— begin DOCUMENT SEGMENT —

On Sun, Nov 03, 2002 at 01:37:19AM -0500, Alexander Viro wrote:
> > In other words, it would actually make perfect sense to have
> >
> > -r-sr-sr-x 1 nobody mail 451280 Apr 8 2002 /usr/bin/sendmail
> >
> > mount --bind --capability=chown,bindlow /usr/bin/sendmail /usr/bin/sendmail
>
> *blam*
>
> Congratulations with potential crapload of security holes - now anyone
> who'd compromised a process running as nobody can chmod the damn thing
> and modify it.
>
> And that is the reason why suid-nonroot is bad. It creates a class of
> binaries that can easily give you a root compromise if one of them has
> an exploit - even if that one is never run by root.

This is solved by some implementations of POSIX capabilities by
zapping any capabilities if the executible is modified --- just as
some Unix systems zap the setuid bit if the executable is modified.
It addresses specifically the problem that you've raised.

- Ted

2002-11-04 14:44:19

by Theodore Ts'o

[permalink] [raw]
Subject: Re: Filesystem Capabilities in 2.6?

On Sun, Nov 03, 2002 at 09:49:10PM -0500, Jan Harkes wrote:
> For several years, I have had only one suid root binary on my system.
> All other 'setuid' applications are simply symlinks to this binary.
>
> $ ls -l /bin/ping*
> lrwxrwxrwx 1 root root 14 Nov 18 2001 /bin/ping -> /usr/bin/super
> -rwxr-xr-x 1 root root 15244 Nov 18 2001 /bin/ping.suid
>
> There is a a nice configuration file that is used to decide whether to
> use suid or setgid, which parts of the environment to drop/keep. And all
> of this based on the user, the time and any other conditions I would
> like to enforce.
>
> Now super does not (yet) support capabilities. But it shouldn't be too
> hard to modify it so that it forks, drops capabilities, (possibly change
> the euid to the original user?) and exec the actual binary.

— end DOCUMENT SEGMENT —
— begin PROVIDED INFORMATION —

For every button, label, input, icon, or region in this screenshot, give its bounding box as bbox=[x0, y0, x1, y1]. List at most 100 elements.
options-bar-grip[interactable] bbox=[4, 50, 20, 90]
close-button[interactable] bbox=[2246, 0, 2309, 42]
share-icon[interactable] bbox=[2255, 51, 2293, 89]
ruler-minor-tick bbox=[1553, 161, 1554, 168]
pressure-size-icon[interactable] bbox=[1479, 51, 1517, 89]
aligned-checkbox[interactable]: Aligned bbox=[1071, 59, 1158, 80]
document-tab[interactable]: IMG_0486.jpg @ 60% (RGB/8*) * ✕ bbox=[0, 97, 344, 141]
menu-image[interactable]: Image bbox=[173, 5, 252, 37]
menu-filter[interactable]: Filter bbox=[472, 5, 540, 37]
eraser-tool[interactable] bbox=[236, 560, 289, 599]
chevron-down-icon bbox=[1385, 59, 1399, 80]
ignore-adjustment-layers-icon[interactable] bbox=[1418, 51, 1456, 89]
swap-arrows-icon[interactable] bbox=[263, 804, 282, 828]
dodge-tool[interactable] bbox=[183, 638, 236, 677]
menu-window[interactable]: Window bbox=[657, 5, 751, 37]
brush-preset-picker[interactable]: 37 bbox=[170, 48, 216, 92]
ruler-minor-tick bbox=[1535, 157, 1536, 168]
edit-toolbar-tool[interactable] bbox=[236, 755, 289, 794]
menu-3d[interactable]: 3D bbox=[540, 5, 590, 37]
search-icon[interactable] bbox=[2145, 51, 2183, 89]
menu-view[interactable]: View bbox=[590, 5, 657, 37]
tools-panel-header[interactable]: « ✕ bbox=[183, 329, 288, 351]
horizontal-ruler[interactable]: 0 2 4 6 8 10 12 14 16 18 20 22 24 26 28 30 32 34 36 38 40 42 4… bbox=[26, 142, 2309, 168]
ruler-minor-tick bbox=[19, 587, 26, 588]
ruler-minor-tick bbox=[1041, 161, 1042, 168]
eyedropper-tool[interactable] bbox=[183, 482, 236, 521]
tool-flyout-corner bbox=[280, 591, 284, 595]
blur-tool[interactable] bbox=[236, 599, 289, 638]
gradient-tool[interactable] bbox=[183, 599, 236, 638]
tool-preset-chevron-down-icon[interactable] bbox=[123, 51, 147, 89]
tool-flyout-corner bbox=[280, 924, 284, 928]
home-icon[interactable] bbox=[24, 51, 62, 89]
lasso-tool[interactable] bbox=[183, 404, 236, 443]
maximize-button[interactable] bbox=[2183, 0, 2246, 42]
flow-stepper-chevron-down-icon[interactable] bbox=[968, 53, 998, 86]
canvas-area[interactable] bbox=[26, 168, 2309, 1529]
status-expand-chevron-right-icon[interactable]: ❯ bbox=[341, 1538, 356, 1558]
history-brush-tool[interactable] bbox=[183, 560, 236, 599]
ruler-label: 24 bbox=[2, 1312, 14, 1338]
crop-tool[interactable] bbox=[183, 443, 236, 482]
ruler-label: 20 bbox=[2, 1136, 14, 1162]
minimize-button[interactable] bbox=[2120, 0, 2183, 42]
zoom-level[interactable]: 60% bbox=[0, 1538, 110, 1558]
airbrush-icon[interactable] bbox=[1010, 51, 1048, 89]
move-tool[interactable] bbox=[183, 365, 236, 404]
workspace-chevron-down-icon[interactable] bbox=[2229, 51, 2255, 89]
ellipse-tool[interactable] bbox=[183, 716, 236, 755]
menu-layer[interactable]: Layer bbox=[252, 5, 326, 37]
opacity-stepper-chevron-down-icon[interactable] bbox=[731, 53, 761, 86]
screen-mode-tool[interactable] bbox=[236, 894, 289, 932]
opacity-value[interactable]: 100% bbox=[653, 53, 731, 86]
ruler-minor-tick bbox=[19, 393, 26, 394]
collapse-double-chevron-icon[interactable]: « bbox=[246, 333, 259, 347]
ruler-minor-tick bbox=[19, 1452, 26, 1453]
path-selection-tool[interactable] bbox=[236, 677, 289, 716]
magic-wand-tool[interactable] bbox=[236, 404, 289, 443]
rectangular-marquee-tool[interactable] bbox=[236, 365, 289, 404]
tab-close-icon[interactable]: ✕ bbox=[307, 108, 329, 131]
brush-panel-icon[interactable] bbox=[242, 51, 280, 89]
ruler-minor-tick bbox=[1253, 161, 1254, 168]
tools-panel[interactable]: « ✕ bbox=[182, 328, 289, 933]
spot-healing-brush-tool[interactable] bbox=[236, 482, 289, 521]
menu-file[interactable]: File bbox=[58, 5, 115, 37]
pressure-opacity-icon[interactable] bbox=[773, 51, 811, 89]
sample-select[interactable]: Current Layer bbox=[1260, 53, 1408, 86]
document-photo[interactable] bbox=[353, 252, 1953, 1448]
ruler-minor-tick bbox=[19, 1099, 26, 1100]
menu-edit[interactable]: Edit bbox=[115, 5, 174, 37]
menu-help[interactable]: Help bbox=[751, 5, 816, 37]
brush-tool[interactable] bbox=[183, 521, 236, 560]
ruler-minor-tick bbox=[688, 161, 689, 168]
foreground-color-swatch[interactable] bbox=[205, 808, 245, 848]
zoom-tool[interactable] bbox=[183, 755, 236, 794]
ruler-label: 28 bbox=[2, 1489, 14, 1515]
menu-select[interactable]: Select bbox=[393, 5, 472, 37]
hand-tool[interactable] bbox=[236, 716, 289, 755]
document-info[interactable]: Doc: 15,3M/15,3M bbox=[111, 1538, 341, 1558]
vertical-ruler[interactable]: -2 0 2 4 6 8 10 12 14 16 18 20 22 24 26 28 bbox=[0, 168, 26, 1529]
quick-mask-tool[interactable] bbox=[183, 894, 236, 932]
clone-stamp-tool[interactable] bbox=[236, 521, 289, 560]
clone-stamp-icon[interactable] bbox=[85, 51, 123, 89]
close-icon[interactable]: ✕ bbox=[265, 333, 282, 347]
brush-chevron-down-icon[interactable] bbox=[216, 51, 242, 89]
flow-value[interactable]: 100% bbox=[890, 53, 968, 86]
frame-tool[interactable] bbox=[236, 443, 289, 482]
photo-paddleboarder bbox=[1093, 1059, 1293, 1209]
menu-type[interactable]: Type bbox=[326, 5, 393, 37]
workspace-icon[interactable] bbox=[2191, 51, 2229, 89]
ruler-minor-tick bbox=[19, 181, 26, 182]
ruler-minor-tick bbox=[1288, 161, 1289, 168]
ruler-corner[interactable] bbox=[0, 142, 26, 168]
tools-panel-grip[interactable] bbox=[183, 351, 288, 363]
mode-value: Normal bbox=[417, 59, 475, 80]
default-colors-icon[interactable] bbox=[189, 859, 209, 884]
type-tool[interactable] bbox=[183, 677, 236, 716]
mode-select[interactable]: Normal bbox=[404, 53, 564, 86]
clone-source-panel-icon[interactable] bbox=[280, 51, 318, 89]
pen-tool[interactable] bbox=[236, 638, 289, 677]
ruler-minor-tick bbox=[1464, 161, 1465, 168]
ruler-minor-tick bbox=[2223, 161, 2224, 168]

— end PROVIDED INFORMATION —

■ EXERCISE AIM
Name every file path in the filesystem capabilities thread that appears on a line starting with a permission string such as "-r-sr-sr-x", including paths after an arrow.

■ FULL SOLUTION
- /usr/bin/sendmail
- /bin/ping
- /usr/bin/super
- /bin/ping.suid